## [Task description]
The data below should be restated word for word, with every picture omitted.

## [Supplied data]
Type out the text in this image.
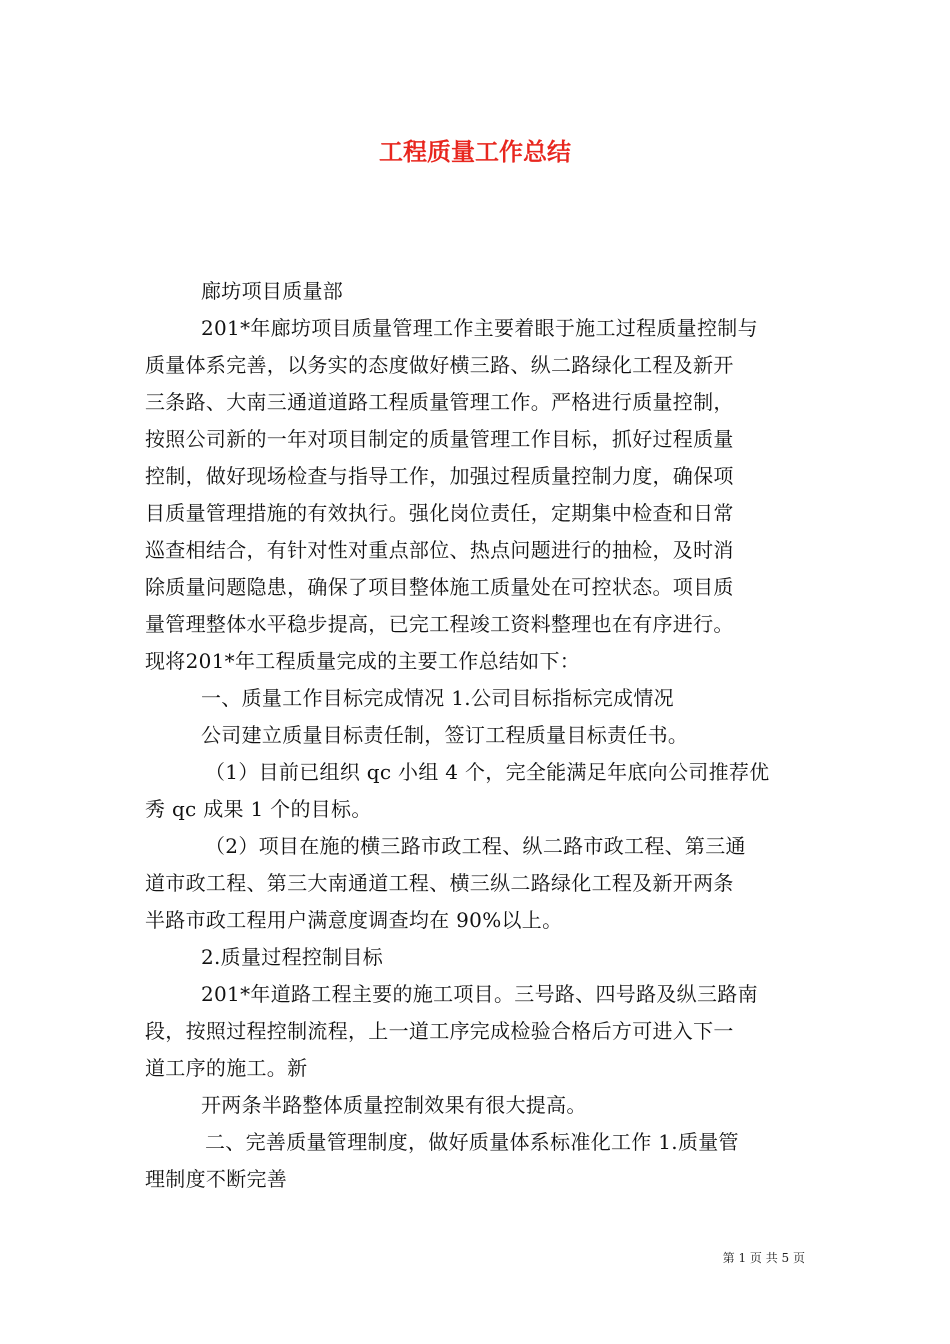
工程质量工作总结
廊坊项目质量部
201*年廊坊项目质量管理工作主要着眼于施工过程质量控制与
质量体系完善，以务实的态度做好横三路、纵二路绿化工程及新开
三条路、大南三通道道路工程质量管理工作。严格进行质量控制，
按照公司新的一年对项目制定的质量管理工作目标，抓好过程质量
控制，做好现场检查与指导工作，加强过程质量控制力度，确保项
目质量管理措施的有效执行。强化岗位责任，定期集中检查和日常
巡查相结合，有针对性对重点部位、热点问题进行的抽检，及时消
除质量问题隐患，确保了项目整体施工质量处在可控状态。项目质
量管理整体水平稳步提高，已完工程竣工资料整理也在有序进行。
现将201*年工程质量完成的主要工作总结如下：
一、质量工作目标完成情况 1.公司目标指标完成情况
公司建立质量目标责任制，签订工程质量目标责任书。
（1）目前已组织 qc 小组 4 个，完全能满足年底向公司推荐优
秀 qc 成果 1 个的目标。
（2）项目在施的横三路市政工程、纵二路市政工程、第三通
道市政工程、第三大南通道工程、横三纵二路绿化工程及新开两条
半路市政工程用户满意度调查均在 90%以上。
2.质量过程控制目标
201*年道路工程主要的施工项目。三号路、四号路及纵三路南
段，按照过程控制流程，上一道工序完成检验合格后方可进入下一
道工序的施工。新
开两条半路整体质量控制效果有很大提高。
二、完善质量管理制度，做好质量体系标准化工作 1.质量管
理制度不断完善
第 1 页 共 5 页
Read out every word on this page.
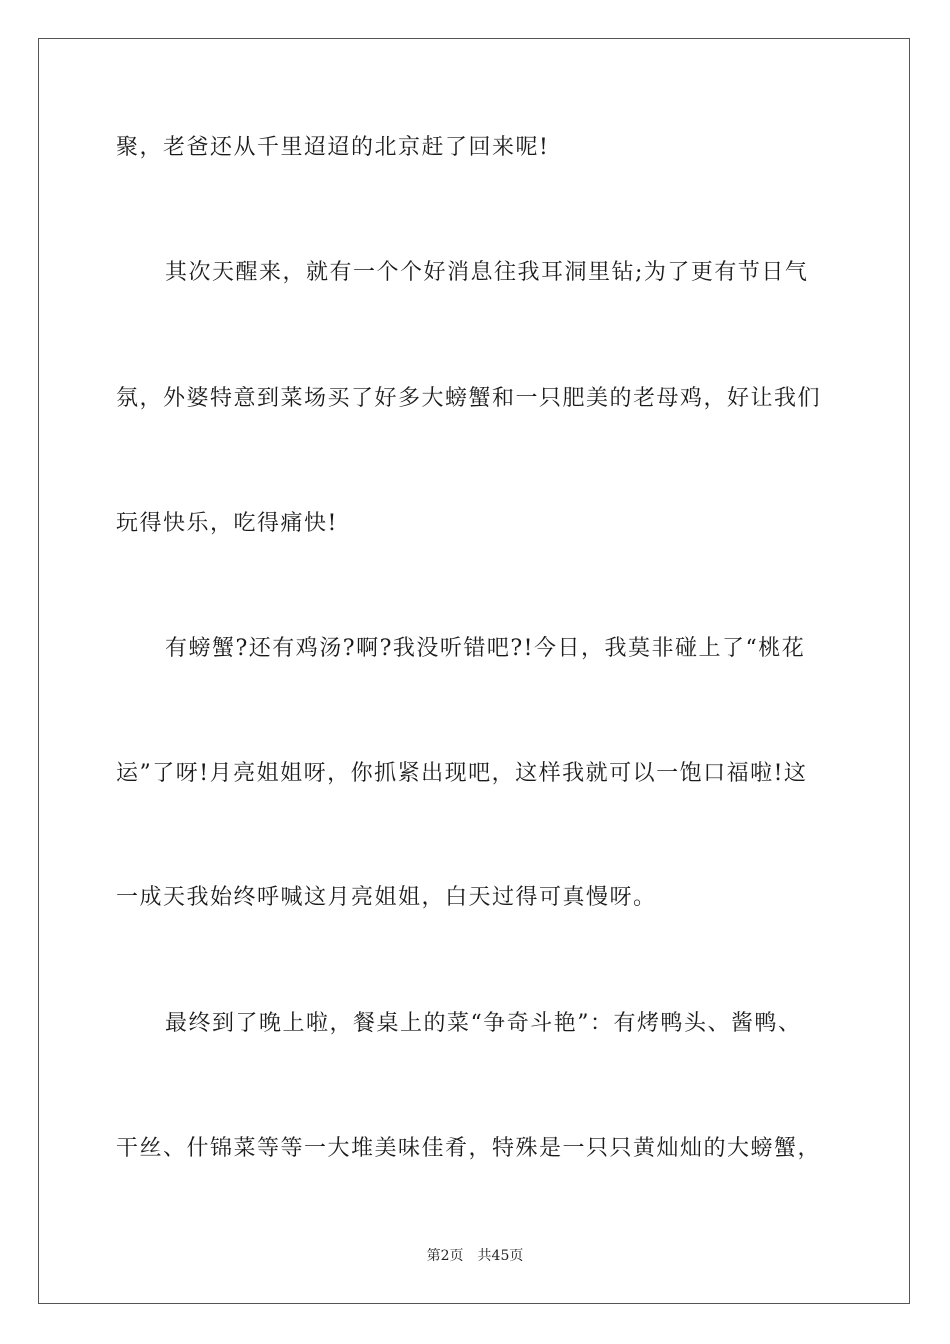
聚，老爸还从千里迢迢的北京赶了回来呢!
其次天醒来，就有一个个好消息往我耳洞里钻;为了更有节日气
氛，外婆特意到菜场买了好多大螃蟹和一只肥美的老母鸡，好让我们
玩得快乐，吃得痛快!
有螃蟹?还有鸡汤?啊?我没听错吧?!今日，我莫非碰上了“桃花
运”了呀!月亮姐姐呀，你抓紧出现吧，这样我就可以一饱口福啦!这
一成天我始终呼喊这月亮姐姐，白天过得可真慢呀。
最终到了晚上啦，餐桌上的菜“争奇斗艳”：有烤鸭头、酱鸭、
干丝、什锦菜等等一大堆美味佳肴，特殊是一只只黄灿灿的大螃蟹，
第2页 共45页
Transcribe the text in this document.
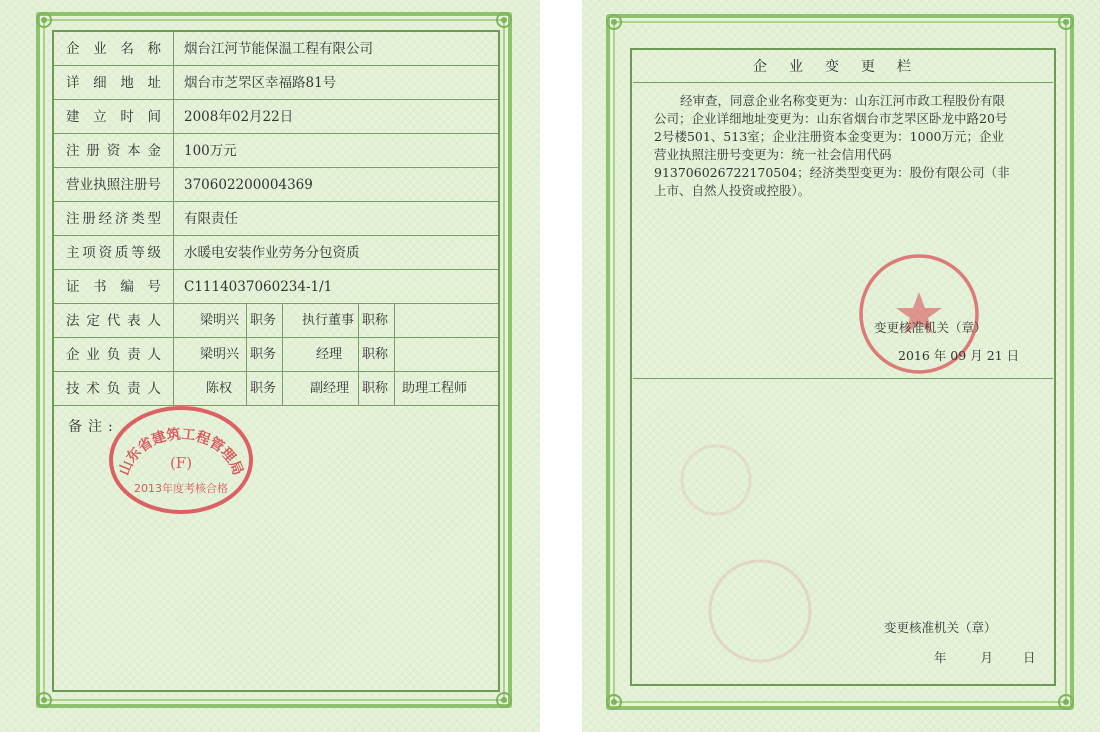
企业名称	烟台江河节能保温工程有限公司
详细地址	烟台市芝罘区幸福路81号
建立时间	2008年02月22日
注册资本金	100万元
营业执照注册号	370602200004369
注册经济类型	有限责任
主项资质等级	水暖电安装作业劳务分包资质
证书编号	C1114037060234-1/1
法定代表人	梁明兴 职务 执行董事 职称
企业负责人	梁明兴 职务	经理 职称
技术负责人	陈权 职务	副经理 职称 助理工程师
备注:
山东省建筑工程管理局
(F)
2013年度考核合格
企业变更栏
经审查，同意企业名称变更为：山东江河市政工程股份有限公司；企业详细地址变更为：山东省烟台市芝罘区卧龙中路20号2号楼501、513室；企业注册资本金变更为：1000万元；企业营业执照注册号变更为：统一社会信用代码913706026722170504；经济类型变更为：股份有限公司（非上市、自然人投资或控股）。
变更核准机关（章）
2016 年 09 月 21 日
变更核准机关（章）
年	月 日
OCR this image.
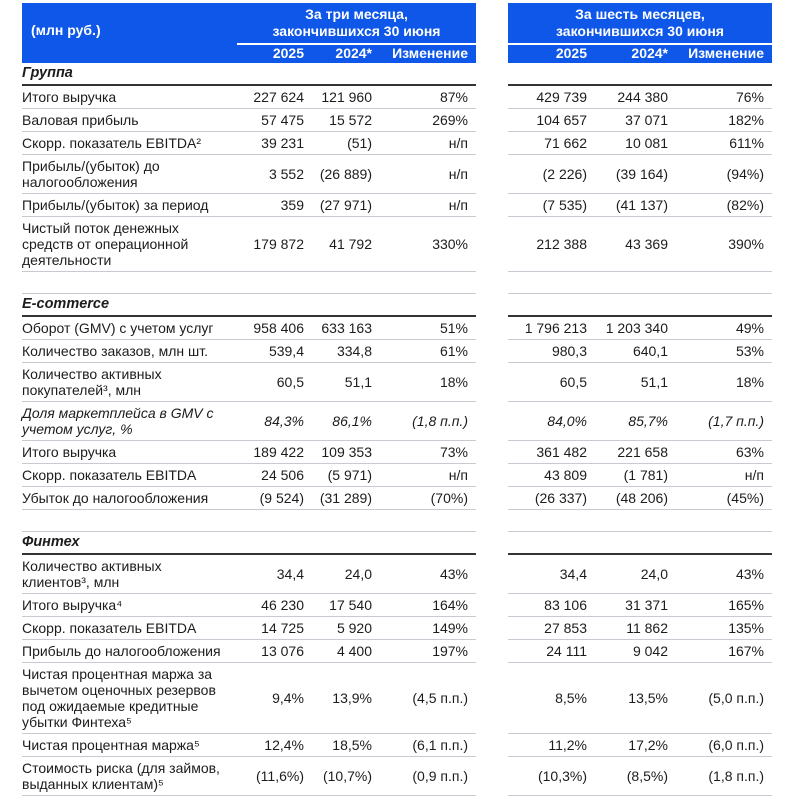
(млн руб.)	
За три месяца,
закончившихся 30 июня

За шесть месяцев,
закончившихся 30 июня

	2025	2024*	Изменение		2025	2024*	Изменение
Группа							
Итого выручка	227 624	121 960	87%		429 739	244 380	76%
Валовая прибыль	57 475	15 572	269%		104 657	37 071	182%
Скорр. показатель EBITDA²	39 231	(51)	н/п		71 662	10 081	611%
Прибыль/(убыток) до налогообложения	3 552	(26 889)	н/п		(2 226)	(39 164)	(94%)
Прибыль/(убыток) за период	359	(27 971)	н/п		(7 535)	(41 137)	(82%)
Чистый поток денежных средств от операционной деятельности	179 872	41 792	330%		212 388	43 369	390%

E-commerce							
Оборот (GMV) с учетом услуг	958 406	633 163	51%		1 796 213	1 203 340	49%
Количество заказов, млн шт.	539,4	334,8	61%		980,3	640,1	53%
Количество активных покупателей³, млн	60,5	51,1	18%		60,5	51,1	18%
Доля маркетплейса в GMV с учетом услуг, %	84,3%	86,1%	(1,8 п.п.)		84,0%	85,7%	(1,7 п.п.)
Итого выручка	189 422	109 353	73%		361 482	221 658	63%
Скорр. показатель EBITDA	24 506	(5 971)	н/п		43 809	(1 781)	н/п
Убыток до налогообложения	(9 524)	(31 289)	(70%)		(26 337)	(48 206)	(45%)

Финтех							
Количество активных клиентов³, млн	34,4	24,0	43%		34,4	24,0	43%
Итого выручка⁴	46 230	17 540	164%		83 106	31 371	165%
Скорр. показатель EBITDA	14 725	5 920	149%		27 853	11 862	135%
Прибыль до налогообложения	13 076	4 400	197%		24 111	9 042	167%
Чистая процентная маржа за вычетом оценочных резервов под ожидаемые кредитные убытки Финтеха⁵	9,4%	13,9%	(4,5 п.п.)		8,5%	13,5%	(5,0 п.п.)
Чистая процентная маржа⁵	12,4%	18,5%	(6,1 п.п.)		11,2%	17,2%	(6,0 п.п.)
Стоимость риска (для займов, выданных клиентам)⁵	(11,6%)	(10,7%)	(0,9 п.п.)		(10,3%)	(8,5%)	(1,8 п.п.)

## [Output below]
Type out the text in this image.
工程质量工作总结
廊坊项目质量部
201*年廊坊项目质量管理工作主要着眼于施工过程质量控制与
质量体系完善，以务实的态度做好横三路、纵二路绿化工程及新开
三条路、大南三通道道路工程质量管理工作。严格进行质量控制，
按照公司新的一年对项目制定的质量管理工作目标，抓好过程质量
控制，做好现场检查与指导工作，加强过程质量控制力度，确保项
目质量管理措施的有效执行。强化岗位责任，定期集中检查和日常
巡查相结合，有针对性对重点部位、热点问题进行的抽检，及时消
除质量问题隐患，确保了项目整体施工质量处在可控状态。项目质
量管理整体水平稳步提高，已完工程竣工资料整理也在有序进行。
现将201*年工程质量完成的主要工作总结如下：
一、质量工作目标完成情况 1.公司目标指标完成情况
公司建立质量目标责任制，签订工程质量目标责任书。
（1）目前已组织 qc 小组 4 个，完全能满足年底向公司推荐优
秀 qc 成果 1 个的目标。
（2）项目在施的横三路市政工程、纵二路市政工程、第三通
道市政工程、第三大南通道工程、横三纵二路绿化工程及新开两条
半路市政工程用户满意度调查均在 90%以上。
2.质量过程控制目标
201*年道路工程主要的施工项目。三号路、四号路及纵三路南
段，按照过程控制流程，上一道工序完成检验合格后方可进入下一
道工序的施工。新
开两条半路整体质量控制效果有很大提高。
二、完善质量管理制度，做好质量体系标准化工作 1.质量管
理制度不断完善
第 1 页 共 5 页
Read out every word on this page.
聚，老爸还从千里迢迢的北京赶了回来呢!
其次天醒来，就有一个个好消息往我耳洞里钻;为了更有节日气
氛，外婆特意到菜场买了好多大螃蟹和一只肥美的老母鸡，好让我们
玩得快乐，吃得痛快!
有螃蟹?还有鸡汤?啊?我没听错吧?!今日，我莫非碰上了“桃花
运”了呀!月亮姐姐呀，你抓紧出现吧，这样我就可以一饱口福啦!这
一成天我始终呼喊这月亮姐姐，白天过得可真慢呀。
最终到了晚上啦，餐桌上的菜“争奇斗艳”：有烤鸭头、酱鸭、
干丝、什锦菜等等一大堆美味佳肴，特殊是一只只黄灿灿的大螃蟹，
第2页 共45页
Transcribe the text in this document.
企业名称	烟台江河节能保温工程有限公司
详细地址	烟台市芝罘区幸福路81号
建立时间	2008年02月22日
注册资本金	100万元
营业执照注册号	370602200004369
注册经济类型	有限责任
主项资质等级	水暖电安装作业劳务分包资质
证书编号	C1114037060234-1/1
法定代表人	梁明兴 职务 执行董事 职称
企业负责人	梁明兴 职务	经理 职称
技术负责人	陈权 职务	副经理 职称 助理工程师
备注:
山东省建筑工程管理局
(F)
2013年度考核合格
企业变更栏
经审查，同意企业名称变更为：山东江河市政工程股份有限公司；企业详细地址变更为：山东省烟台市芝罘区卧龙中路20号2号楼501、513室；企业注册资本金变更为：1000万元；企业营业执照注册号变更为：统一社会信用代码913706026722170504；经济类型变更为：股份有限公司（非上市、自然人投资或控股）。
变更核准机关（章）
2016 年 09 月 21 日
变更核准机关（章）
年	月 日
OCR this image.
(млн руб.)	
За три месяца,
закончившихся 30 июня

За шесть месяцев,
закончившихся 30 июня

	2025	2024*	Изменение		2025	2024*	Изменение
Группа							
Итого выручка	227 624	121 960	87%		429 739	244 380	76%
Валовая прибыль	57 475	15 572	269%		104 657	37 071	182%
Скорр. показатель EBITDA²	39 231	(51)	н/п		71 662	10 081	611%
Прибыль/(убыток) до налогообложения	3 552	(26 889)	н/п		(2 226)	(39 164)	(94%)
Прибыль/(убыток) за период	359	(27 971)	н/п		(7 535)	(41 137)	(82%)
Чистый поток денежных средств от операционной деятельности	179 872	41 792	330%		212 388	43 369	390%

E-commerce							
Оборот (GMV) с учетом услуг	958 406	633 163	51%		1 796 213	1 203 340	49%
Количество заказов, млн шт.	539,4	334,8	61%		980,3	640,1	53%
Количество активных покупателей³, млн	60,5	51,1	18%		60,5	51,1	18%
Доля маркетплейса в GMV с учетом услуг, %	84,3%	86,1%	(1,8 п.п.)		84,0%	85,7%	(1,7 п.п.)
Итого выручка	189 422	109 353	73%		361 482	221 658	63%
Скорр. показатель EBITDA	24 506	(5 971)	н/п		43 809	(1 781)	н/п
Убыток до налогообложения	(9 524)	(31 289)	(70%)		(26 337)	(48 206)	(45%)

Финтех							
Количество активных клиентов³, млн	34,4	24,0	43%		34,4	24,0	43%
Итого выручка⁴	46 230	17 540	164%		83 106	31 371	165%
Скорр. показатель EBITDA	14 725	5 920	149%		27 853	11 862	135%
Прибыль до налогообложения	13 076	4 400	197%		24 111	9 042	167%
Чистая процентная маржа за вычетом оценочных резервов под ожидаемые кредитные убытки Финтеха⁵	9,4%	13,9%	(4,5 п.п.)		8,5%	13,5%	(5,0 п.п.)
Чистая процентная маржа⁵	12,4%	18,5%	(6,1 п.п.)		11,2%	17,2%	(6,0 п.п.)
Стоимость риска (для займов, выданных клиентам)⁵	(11,6%)	(10,7%)	(0,9 п.п.)		(10,3%)	(8,5%)	(1,8 п.п.)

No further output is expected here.